## Exercise brief
Leave out the pictures and repeat the data exactly.

Entries with figure data
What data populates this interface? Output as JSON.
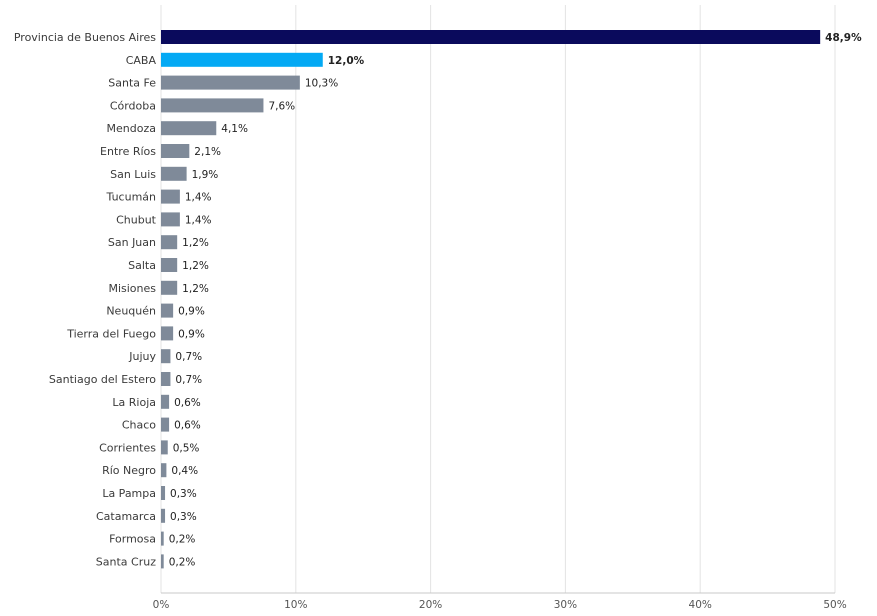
{
  "chart_data": {
    "type": "bar",
    "orientation": "horizontal",
    "categories": [
      "Provincia de Buenos Aires",
      "CABA",
      "Santa Fe",
      "Córdoba",
      "Mendoza",
      "Entre Ríos",
      "San Luis",
      "Tucumán",
      "Chubut",
      "San Juan",
      "Salta",
      "Misiones",
      "Neuquén",
      "Tierra del Fuego",
      "Jujuy",
      "Santiago del Estero",
      "La Rioja",
      "Chaco",
      "Corrientes",
      "Río Negro",
      "La Pampa",
      "Catamarca",
      "Formosa",
      "Santa Cruz"
    ],
    "values": [
      48.9,
      12.0,
      10.3,
      7.6,
      4.1,
      2.1,
      1.9,
      1.4,
      1.4,
      1.2,
      1.2,
      1.2,
      0.9,
      0.9,
      0.7,
      0.7,
      0.6,
      0.6,
      0.5,
      0.4,
      0.3,
      0.3,
      0.2,
      0.2
    ],
    "value_labels": [
      "48,9%",
      "12,0%",
      "10,3%",
      "7,6%",
      "4,1%",
      "2,1%",
      "1,9%",
      "1,4%",
      "1,4%",
      "1,2%",
      "1,2%",
      "1,2%",
      "0,9%",
      "0,9%",
      "0,7%",
      "0,7%",
      "0,6%",
      "0,6%",
      "0,5%",
      "0,4%",
      "0,3%",
      "0,3%",
      "0,2%",
      "0,2%"
    ],
    "xlim": [
      0,
      50
    ],
    "x_ticks": [
      0,
      10,
      20,
      30,
      40,
      50
    ],
    "x_tick_labels": [
      "0%",
      "10%",
      "20%",
      "30%",
      "40%",
      "50%"
    ],
    "grid": "vertical",
    "colors": {
      "highlight_primary": "#0a0a5c",
      "highlight_secondary": "#03a9f4",
      "default": "#7f8a99"
    },
    "bold_labels": [
      "48,9%",
      "12,0%"
    ],
    "title": "",
    "xlabel": "",
    "ylabel": ""
  }
}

## Task response
What data populates this interface? Output as JSON.
{
  "chart_data": {
    "type": "bar",
    "orientation": "horizontal",
    "categories": [
      "Provincia de Buenos Aires",
      "CABA",
      "Santa Fe",
      "Córdoba",
      "Mendoza",
      "Entre Ríos",
      "San Luis",
      "Tucumán",
      "Chubut",
      "San Juan",
      "Salta",
      "Misiones",
      "Neuquén",
      "Tierra del Fuego",
      "Jujuy",
      "Santiago del Estero",
      "La Rioja",
      "Chaco",
      "Corrientes",
      "Río Negro",
      "La Pampa",
      "Catamarca",
      "Formosa",
      "Santa Cruz"
    ],
    "values": [
      48.9,
      12.0,
      10.3,
      7.6,
      4.1,
      2.1,
      1.9,
      1.4,
      1.4,
      1.2,
      1.2,
      1.2,
      0.9,
      0.9,
      0.7,
      0.7,
      0.6,
      0.6,
      0.5,
      0.4,
      0.3,
      0.3,
      0.2,
      0.2
    ],
    "value_labels": [
      "48,9%",
      "12,0%",
      "10,3%",
      "7,6%",
      "4,1%",
      "2,1%",
      "1,9%",
      "1,4%",
      "1,4%",
      "1,2%",
      "1,2%",
      "1,2%",
      "0,9%",
      "0,9%",
      "0,7%",
      "0,7%",
      "0,6%",
      "0,6%",
      "0,5%",
      "0,4%",
      "0,3%",
      "0,3%",
      "0,2%",
      "0,2%"
    ],
    "xlim": [
      0,
      50
    ],
    "x_ticks": [
      0,
      10,
      20,
      30,
      40,
      50
    ],
    "x_tick_labels": [
      "0%",
      "10%",
      "20%",
      "30%",
      "40%",
      "50%"
    ],
    "grid": "vertical",
    "colors": {
      "highlight_primary": "#0a0a5c",
      "highlight_secondary": "#03a9f4",
      "default": "#7f8a99"
    },
    "bold_labels": [
      "48,9%",
      "12,0%"
    ],
    "title": "",
    "xlabel": "",
    "ylabel": ""
  }
}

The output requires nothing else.